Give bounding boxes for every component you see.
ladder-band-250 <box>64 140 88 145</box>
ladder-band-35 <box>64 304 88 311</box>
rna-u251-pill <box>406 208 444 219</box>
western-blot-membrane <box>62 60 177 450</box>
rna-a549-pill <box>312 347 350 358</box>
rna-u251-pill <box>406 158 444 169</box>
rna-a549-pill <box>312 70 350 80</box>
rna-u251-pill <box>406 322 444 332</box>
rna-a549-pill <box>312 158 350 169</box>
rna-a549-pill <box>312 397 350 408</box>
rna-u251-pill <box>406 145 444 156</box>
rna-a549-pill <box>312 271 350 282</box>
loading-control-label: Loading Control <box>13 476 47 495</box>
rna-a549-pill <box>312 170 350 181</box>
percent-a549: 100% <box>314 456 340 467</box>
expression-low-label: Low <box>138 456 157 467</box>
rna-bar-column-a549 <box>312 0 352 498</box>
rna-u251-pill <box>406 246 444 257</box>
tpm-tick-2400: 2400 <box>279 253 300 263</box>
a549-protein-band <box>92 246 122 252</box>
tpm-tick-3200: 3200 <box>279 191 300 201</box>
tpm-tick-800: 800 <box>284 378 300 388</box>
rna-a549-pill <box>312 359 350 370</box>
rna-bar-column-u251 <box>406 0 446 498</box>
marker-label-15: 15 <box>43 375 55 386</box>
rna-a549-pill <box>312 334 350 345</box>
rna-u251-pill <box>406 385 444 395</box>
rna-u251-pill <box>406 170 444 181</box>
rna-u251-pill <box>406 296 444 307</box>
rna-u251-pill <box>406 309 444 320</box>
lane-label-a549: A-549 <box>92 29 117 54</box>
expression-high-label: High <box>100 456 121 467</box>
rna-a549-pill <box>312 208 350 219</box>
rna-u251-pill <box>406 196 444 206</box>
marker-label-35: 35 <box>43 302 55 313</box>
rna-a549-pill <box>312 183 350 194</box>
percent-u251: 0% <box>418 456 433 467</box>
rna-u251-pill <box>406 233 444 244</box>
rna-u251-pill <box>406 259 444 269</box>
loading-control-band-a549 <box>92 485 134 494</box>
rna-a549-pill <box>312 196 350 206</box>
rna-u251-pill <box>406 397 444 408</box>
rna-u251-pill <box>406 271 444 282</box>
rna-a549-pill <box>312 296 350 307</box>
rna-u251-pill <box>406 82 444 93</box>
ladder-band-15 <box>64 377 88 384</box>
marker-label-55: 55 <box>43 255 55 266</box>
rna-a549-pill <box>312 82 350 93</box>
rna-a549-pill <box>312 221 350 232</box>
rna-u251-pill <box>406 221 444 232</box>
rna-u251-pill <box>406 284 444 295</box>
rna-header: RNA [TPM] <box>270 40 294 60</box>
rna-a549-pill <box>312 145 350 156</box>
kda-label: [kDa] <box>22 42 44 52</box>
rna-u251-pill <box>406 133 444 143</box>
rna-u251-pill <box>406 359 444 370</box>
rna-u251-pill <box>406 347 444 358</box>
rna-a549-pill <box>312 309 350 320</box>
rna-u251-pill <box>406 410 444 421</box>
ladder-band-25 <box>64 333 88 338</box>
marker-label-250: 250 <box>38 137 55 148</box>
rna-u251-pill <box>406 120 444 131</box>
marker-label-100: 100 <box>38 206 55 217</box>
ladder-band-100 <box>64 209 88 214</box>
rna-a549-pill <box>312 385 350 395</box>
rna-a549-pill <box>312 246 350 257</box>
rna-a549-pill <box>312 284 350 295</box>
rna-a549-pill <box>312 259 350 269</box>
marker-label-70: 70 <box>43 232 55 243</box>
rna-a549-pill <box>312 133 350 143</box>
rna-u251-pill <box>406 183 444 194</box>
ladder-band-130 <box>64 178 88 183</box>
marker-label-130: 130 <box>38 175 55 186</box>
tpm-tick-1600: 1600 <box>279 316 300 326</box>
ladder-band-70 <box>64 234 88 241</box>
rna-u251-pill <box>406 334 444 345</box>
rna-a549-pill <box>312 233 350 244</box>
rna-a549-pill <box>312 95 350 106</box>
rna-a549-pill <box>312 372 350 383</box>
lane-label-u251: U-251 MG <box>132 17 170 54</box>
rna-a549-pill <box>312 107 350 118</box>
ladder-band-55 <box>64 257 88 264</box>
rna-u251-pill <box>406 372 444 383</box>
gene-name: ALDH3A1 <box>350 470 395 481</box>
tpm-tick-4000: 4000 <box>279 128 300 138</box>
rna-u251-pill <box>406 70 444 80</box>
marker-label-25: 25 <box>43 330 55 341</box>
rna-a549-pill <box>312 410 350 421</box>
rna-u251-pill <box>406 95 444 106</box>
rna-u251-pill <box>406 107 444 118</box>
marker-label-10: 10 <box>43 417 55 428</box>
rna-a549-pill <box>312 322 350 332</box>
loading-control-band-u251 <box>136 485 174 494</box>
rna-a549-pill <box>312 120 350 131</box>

*****

Could you set down each entry above word for word?

SOLUTION TO THE EXERCISE ::
Give bounding boxes for every component you see.
ladder-band-250 <box>64 140 88 145</box>
ladder-band-35 <box>64 304 88 311</box>
rna-u251-pill <box>406 208 444 219</box>
western-blot-membrane <box>62 60 177 450</box>
rna-a549-pill <box>312 347 350 358</box>
rna-u251-pill <box>406 158 444 169</box>
rna-a549-pill <box>312 70 350 80</box>
rna-u251-pill <box>406 322 444 332</box>
rna-a549-pill <box>312 158 350 169</box>
rna-a549-pill <box>312 397 350 408</box>
rna-u251-pill <box>406 145 444 156</box>
rna-a549-pill <box>312 271 350 282</box>
loading-control-label: Loading Control <box>13 476 47 495</box>
rna-a549-pill <box>312 170 350 181</box>
percent-a549: 100% <box>314 456 340 467</box>
expression-low-label: Low <box>138 456 157 467</box>
rna-bar-column-a549 <box>312 0 352 498</box>
rna-u251-pill <box>406 246 444 257</box>
tpm-tick-2400: 2400 <box>279 253 300 263</box>
a549-protein-band <box>92 246 122 252</box>
tpm-tick-3200: 3200 <box>279 191 300 201</box>
tpm-tick-800: 800 <box>284 378 300 388</box>
rna-a549-pill <box>312 359 350 370</box>
rna-bar-column-u251 <box>406 0 446 498</box>
marker-label-15: 15 <box>43 375 55 386</box>
rna-a549-pill <box>312 334 350 345</box>
rna-u251-pill <box>406 385 444 395</box>
rna-u251-pill <box>406 170 444 181</box>
rna-u251-pill <box>406 296 444 307</box>
rna-u251-pill <box>406 309 444 320</box>
lane-label-a549: A-549 <box>92 29 117 54</box>
expression-high-label: High <box>100 456 121 467</box>
rna-a549-pill <box>312 208 350 219</box>
rna-u251-pill <box>406 196 444 206</box>
marker-label-35: 35 <box>43 302 55 313</box>
rna-a549-pill <box>312 183 350 194</box>
percent-u251: 0% <box>418 456 433 467</box>
rna-u251-pill <box>406 233 444 244</box>
rna-u251-pill <box>406 259 444 269</box>
loading-control-band-a549 <box>92 485 134 494</box>
rna-a549-pill <box>312 196 350 206</box>
rna-u251-pill <box>406 397 444 408</box>
rna-u251-pill <box>406 271 444 282</box>
rna-a549-pill <box>312 296 350 307</box>
rna-u251-pill <box>406 82 444 93</box>
ladder-band-15 <box>64 377 88 384</box>
marker-label-55: 55 <box>43 255 55 266</box>
rna-a549-pill <box>312 82 350 93</box>
rna-a549-pill <box>312 221 350 232</box>
rna-u251-pill <box>406 221 444 232</box>
rna-u251-pill <box>406 284 444 295</box>
rna-header: RNA [TPM] <box>270 40 294 60</box>
rna-a549-pill <box>312 145 350 156</box>
kda-label: [kDa] <box>22 42 44 52</box>
rna-u251-pill <box>406 133 444 143</box>
rna-u251-pill <box>406 359 444 370</box>
rna-u251-pill <box>406 347 444 358</box>
rna-a549-pill <box>312 309 350 320</box>
rna-u251-pill <box>406 410 444 421</box>
ladder-band-25 <box>64 333 88 338</box>
marker-label-250: 250 <box>38 137 55 148</box>
rna-u251-pill <box>406 120 444 131</box>
marker-label-100: 100 <box>38 206 55 217</box>
ladder-band-100 <box>64 209 88 214</box>
rna-a549-pill <box>312 385 350 395</box>
rna-a549-pill <box>312 246 350 257</box>
rna-a549-pill <box>312 284 350 295</box>
rna-a549-pill <box>312 259 350 269</box>
marker-label-70: 70 <box>43 232 55 243</box>
rna-a549-pill <box>312 133 350 143</box>
rna-u251-pill <box>406 183 444 194</box>
ladder-band-130 <box>64 178 88 183</box>
marker-label-130: 130 <box>38 175 55 186</box>
tpm-tick-1600: 1600 <box>279 316 300 326</box>
ladder-band-70 <box>64 234 88 241</box>
rna-u251-pill <box>406 334 444 345</box>
rna-a549-pill <box>312 233 350 244</box>
rna-a549-pill <box>312 95 350 106</box>
rna-a549-pill <box>312 372 350 383</box>
lane-label-u251: U-251 MG <box>132 17 170 54</box>
rna-a549-pill <box>312 107 350 118</box>
ladder-band-55 <box>64 257 88 264</box>
rna-u251-pill <box>406 372 444 383</box>
gene-name: ALDH3A1 <box>350 470 395 481</box>
tpm-tick-4000: 4000 <box>279 128 300 138</box>
rna-u251-pill <box>406 70 444 80</box>
marker-label-25: 25 <box>43 330 55 341</box>
rna-a549-pill <box>312 410 350 421</box>
rna-u251-pill <box>406 95 444 106</box>
rna-u251-pill <box>406 107 444 118</box>
marker-label-10: 10 <box>43 417 55 428</box>
rna-a549-pill <box>312 322 350 332</box>
loading-control-band-u251 <box>136 485 174 494</box>
rna-a549-pill <box>312 120 350 131</box>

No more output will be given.